(Records from a dataset)

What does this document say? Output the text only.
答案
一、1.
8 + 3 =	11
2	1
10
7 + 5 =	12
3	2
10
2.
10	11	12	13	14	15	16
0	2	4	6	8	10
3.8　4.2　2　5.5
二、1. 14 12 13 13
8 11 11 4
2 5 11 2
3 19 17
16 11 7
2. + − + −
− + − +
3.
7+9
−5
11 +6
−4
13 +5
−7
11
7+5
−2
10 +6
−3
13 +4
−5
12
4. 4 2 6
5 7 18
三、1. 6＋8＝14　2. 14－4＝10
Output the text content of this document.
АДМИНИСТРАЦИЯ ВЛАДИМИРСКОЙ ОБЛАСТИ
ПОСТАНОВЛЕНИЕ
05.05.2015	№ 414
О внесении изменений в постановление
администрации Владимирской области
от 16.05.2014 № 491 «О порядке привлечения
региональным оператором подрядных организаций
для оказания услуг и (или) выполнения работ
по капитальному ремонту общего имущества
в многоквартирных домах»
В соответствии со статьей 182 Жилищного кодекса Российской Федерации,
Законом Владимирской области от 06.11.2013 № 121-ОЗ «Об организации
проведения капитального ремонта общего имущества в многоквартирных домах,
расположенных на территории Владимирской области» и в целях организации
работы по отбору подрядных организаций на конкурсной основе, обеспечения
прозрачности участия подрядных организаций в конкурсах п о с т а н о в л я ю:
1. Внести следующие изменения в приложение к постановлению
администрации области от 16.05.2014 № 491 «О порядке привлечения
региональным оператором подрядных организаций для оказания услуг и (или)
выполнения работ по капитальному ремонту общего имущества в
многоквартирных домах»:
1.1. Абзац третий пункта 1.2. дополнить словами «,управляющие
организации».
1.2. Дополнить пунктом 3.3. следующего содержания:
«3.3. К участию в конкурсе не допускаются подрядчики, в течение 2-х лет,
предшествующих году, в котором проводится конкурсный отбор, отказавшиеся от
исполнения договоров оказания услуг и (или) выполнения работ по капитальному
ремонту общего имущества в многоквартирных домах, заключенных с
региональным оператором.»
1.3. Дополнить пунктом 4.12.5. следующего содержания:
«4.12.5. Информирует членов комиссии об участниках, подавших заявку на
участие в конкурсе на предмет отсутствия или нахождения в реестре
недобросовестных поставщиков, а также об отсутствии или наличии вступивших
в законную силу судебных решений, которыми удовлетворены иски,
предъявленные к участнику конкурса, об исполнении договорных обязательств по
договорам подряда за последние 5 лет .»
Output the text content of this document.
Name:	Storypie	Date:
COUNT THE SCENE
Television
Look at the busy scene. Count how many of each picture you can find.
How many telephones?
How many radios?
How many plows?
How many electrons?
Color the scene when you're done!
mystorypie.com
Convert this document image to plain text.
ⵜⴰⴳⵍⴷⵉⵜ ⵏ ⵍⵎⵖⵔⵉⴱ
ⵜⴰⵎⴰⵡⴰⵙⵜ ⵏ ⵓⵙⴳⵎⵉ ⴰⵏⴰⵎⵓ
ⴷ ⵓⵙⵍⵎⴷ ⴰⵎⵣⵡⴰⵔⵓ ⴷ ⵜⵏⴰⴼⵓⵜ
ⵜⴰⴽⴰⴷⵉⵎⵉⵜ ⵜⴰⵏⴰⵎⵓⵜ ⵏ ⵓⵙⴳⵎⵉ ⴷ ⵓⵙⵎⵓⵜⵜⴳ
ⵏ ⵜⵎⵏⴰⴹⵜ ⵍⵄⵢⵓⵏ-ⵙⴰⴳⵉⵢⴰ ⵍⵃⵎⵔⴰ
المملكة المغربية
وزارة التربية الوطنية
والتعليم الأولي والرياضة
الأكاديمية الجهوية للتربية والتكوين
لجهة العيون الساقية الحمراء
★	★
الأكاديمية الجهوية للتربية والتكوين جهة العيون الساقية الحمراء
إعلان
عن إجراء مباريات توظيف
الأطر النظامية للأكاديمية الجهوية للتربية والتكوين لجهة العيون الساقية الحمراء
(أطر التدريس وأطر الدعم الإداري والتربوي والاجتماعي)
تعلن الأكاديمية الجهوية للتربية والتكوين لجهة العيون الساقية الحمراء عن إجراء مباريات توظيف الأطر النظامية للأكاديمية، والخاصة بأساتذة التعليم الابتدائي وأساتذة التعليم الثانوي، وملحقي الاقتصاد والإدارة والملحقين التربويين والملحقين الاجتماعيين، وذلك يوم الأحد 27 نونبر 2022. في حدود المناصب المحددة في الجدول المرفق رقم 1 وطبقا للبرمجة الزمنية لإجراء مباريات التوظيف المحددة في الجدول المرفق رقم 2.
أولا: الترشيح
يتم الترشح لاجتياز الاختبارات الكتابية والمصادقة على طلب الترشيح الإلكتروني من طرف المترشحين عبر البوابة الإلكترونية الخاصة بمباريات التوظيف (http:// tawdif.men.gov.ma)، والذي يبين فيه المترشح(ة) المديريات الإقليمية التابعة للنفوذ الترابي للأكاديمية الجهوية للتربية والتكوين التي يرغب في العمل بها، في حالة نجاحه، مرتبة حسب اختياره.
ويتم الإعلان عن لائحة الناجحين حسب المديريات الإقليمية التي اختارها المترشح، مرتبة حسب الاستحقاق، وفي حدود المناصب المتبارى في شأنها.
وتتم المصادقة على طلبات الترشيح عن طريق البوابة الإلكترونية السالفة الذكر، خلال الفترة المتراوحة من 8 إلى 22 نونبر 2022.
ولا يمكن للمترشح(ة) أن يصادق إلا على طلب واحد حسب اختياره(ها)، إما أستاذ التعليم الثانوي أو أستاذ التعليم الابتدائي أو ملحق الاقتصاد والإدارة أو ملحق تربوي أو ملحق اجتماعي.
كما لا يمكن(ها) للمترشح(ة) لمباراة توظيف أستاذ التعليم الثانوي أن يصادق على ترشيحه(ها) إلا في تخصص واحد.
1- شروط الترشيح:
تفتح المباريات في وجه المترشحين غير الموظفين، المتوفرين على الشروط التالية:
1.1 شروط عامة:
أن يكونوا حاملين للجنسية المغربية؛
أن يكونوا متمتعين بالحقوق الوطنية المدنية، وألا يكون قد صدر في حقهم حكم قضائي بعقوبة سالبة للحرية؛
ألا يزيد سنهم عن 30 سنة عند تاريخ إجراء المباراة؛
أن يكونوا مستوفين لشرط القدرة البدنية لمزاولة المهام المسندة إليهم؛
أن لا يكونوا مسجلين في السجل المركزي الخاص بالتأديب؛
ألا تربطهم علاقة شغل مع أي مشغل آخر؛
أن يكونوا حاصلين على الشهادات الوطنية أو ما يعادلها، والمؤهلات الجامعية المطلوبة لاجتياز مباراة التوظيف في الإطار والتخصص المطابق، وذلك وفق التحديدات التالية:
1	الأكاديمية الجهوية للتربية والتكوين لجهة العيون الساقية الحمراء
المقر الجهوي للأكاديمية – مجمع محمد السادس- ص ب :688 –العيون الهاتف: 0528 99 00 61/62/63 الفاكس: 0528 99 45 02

▶ [To be done]
From the data above, work out how many lines hold "домах". Answer with the number alone.

▶ [Solution for this task]
4